[Stored data]
────

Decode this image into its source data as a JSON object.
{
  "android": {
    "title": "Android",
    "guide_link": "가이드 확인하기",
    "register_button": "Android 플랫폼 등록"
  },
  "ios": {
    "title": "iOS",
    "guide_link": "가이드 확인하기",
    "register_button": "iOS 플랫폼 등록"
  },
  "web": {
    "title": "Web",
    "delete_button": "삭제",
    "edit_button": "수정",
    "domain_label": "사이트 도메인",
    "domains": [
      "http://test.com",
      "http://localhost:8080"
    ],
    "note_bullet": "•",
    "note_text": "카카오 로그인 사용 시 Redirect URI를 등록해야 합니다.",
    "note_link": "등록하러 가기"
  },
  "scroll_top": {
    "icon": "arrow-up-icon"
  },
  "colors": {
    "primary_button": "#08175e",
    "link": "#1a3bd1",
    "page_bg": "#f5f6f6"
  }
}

────

[STATED TASK] Give the listing above again, word for word.

[WORKED SOLUTION]
Decode this image into its source data as a JSON object.
{
  "android": {
    "title": "Android",
    "guide_link": "가이드 확인하기",
    "register_button": "Android 플랫폼 등록"
  },
  "ios": {
    "title": "iOS",
    "guide_link": "가이드 확인하기",
    "register_button": "iOS 플랫폼 등록"
  },
  "web": {
    "title": "Web",
    "delete_button": "삭제",
    "edit_button": "수정",
    "domain_label": "사이트 도메인",
    "domains": [
      "http://test.com",
      "http://localhost:8080"
    ],
    "note_bullet": "•",
    "note_text": "카카오 로그인 사용 시 Redirect URI를 등록해야 합니다.",
    "note_link": "등록하러 가기"
  },
  "scroll_top": {
    "icon": "arrow-up-icon"
  },
  "colors": {
    "primary_button": "#08175e",
    "link": "#1a3bd1",
    "page_bg": "#f5f6f6"
  }
}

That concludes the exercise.